*Entries supplied*:
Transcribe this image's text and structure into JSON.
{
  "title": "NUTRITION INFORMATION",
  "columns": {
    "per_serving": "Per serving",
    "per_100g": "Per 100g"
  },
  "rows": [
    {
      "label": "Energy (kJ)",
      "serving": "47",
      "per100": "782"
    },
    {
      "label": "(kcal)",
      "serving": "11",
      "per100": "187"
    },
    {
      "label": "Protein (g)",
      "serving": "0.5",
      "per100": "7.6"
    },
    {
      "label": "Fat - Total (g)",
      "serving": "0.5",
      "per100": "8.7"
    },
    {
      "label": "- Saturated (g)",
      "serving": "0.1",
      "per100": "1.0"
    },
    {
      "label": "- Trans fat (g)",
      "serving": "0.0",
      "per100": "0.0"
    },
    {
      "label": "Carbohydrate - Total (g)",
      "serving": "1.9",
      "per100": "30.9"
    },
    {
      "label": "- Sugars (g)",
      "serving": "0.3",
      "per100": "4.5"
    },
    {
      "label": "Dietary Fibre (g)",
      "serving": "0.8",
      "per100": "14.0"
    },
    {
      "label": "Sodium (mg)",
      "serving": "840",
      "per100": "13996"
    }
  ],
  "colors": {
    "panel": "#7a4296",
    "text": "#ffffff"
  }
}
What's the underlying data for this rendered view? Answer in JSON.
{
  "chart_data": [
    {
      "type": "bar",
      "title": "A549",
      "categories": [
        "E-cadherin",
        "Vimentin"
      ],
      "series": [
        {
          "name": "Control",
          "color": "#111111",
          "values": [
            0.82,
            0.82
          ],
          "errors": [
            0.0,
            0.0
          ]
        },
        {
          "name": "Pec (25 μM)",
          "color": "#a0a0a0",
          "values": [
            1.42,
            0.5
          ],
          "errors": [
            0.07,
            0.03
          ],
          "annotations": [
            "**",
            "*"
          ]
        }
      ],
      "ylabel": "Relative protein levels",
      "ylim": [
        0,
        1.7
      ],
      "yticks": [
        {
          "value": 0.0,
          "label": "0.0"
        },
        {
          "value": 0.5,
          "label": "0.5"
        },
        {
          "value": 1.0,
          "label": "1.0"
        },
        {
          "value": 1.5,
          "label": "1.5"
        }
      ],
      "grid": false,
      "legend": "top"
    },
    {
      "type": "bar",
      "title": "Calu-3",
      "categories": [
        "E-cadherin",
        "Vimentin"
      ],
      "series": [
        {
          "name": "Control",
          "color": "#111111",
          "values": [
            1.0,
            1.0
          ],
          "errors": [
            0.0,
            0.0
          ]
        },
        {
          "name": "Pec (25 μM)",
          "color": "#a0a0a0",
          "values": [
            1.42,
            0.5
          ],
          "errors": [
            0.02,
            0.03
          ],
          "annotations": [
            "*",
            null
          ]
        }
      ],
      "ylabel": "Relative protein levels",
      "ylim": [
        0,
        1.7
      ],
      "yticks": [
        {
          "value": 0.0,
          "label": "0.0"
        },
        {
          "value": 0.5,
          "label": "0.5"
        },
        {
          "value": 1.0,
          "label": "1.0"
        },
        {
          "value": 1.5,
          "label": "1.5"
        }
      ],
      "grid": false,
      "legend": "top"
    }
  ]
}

*Problem*: Reproduce each line above without any alteration.

*Answer space*:
Transcribe this image's text and structure into JSON.
{
  "title": "NUTRITION INFORMATION",
  "columns": {
    "per_serving": "Per serving",
    "per_100g": "Per 100g"
  },
  "rows": [
    {
      "label": "Energy (kJ)",
      "serving": "47",
      "per100": "782"
    },
    {
      "label": "(kcal)",
      "serving": "11",
      "per100": "187"
    },
    {
      "label": "Protein (g)",
      "serving": "0.5",
      "per100": "7.6"
    },
    {
      "label": "Fat - Total (g)",
      "serving": "0.5",
      "per100": "8.7"
    },
    {
      "label": "- Saturated (g)",
      "serving": "0.1",
      "per100": "1.0"
    },
    {
      "label": "- Trans fat (g)",
      "serving": "0.0",
      "per100": "0.0"
    },
    {
      "label": "Carbohydrate - Total (g)",
      "serving": "1.9",
      "per100": "30.9"
    },
    {
      "label": "- Sugars (g)",
      "serving": "0.3",
      "per100": "4.5"
    },
    {
      "label": "Dietary Fibre (g)",
      "serving": "0.8",
      "per100": "14.0"
    },
    {
      "label": "Sodium (mg)",
      "serving": "840",
      "per100": "13996"
    }
  ],
  "colors": {
    "panel": "#7a4296",
    "text": "#ffffff"
  }
}
What's the underlying data for this rendered view? Answer in JSON.
{
  "chart_data": [
    {
      "type": "bar",
      "title": "A549",
      "categories": [
        "E-cadherin",
        "Vimentin"
      ],
      "series": [
        {
          "name": "Control",
          "color": "#111111",
          "values": [
            0.82,
            0.82
          ],
          "errors": [
            0.0,
            0.0
          ]
        },
        {
          "name": "Pec (25 μM)",
          "color": "#a0a0a0",
          "values": [
            1.42,
            0.5
          ],
          "errors": [
            0.07,
            0.03
          ],
          "annotations": [
            "**",
            "*"
          ]
        }
      ],
      "ylabel": "Relative protein levels",
      "ylim": [
        0,
        1.7
      ],
      "yticks": [
        {
          "value": 0.0,
          "label": "0.0"
        },
        {
          "value": 0.5,
          "label": "0.5"
        },
        {
          "value": 1.0,
          "label": "1.0"
        },
        {
          "value": 1.5,
          "label": "1.5"
        }
      ],
      "grid": false,
      "legend": "top"
    },
    {
      "type": "bar",
      "title": "Calu-3",
      "categories": [
        "E-cadherin",
        "Vimentin"
      ],
      "series": [
        {
          "name": "Control",
          "color": "#111111",
          "values": [
            1.0,
            1.0
          ],
          "errors": [
            0.0,
            0.0
          ]
        },
        {
          "name": "Pec (25 μM)",
          "color": "#a0a0a0",
          "values": [
            1.42,
            0.5
          ],
          "errors": [
            0.02,
            0.03
          ],
          "annotations": [
            "*",
            null
          ]
        }
      ],
      "ylabel": "Relative protein levels",
      "ylim": [
        0,
        1.7
      ],
      "yticks": [
        {
          "value": 0.0,
          "label": "0.0"
        },
        {
          "value": 0.5,
          "label": "0.5"
        },
        {
          "value": 1.0,
          "label": "1.0"
        },
        {
          "value": 1.5,
          "label": "1.5"
        }
      ],
      "grid": false,
      "legend": "top"
    }
  ]
}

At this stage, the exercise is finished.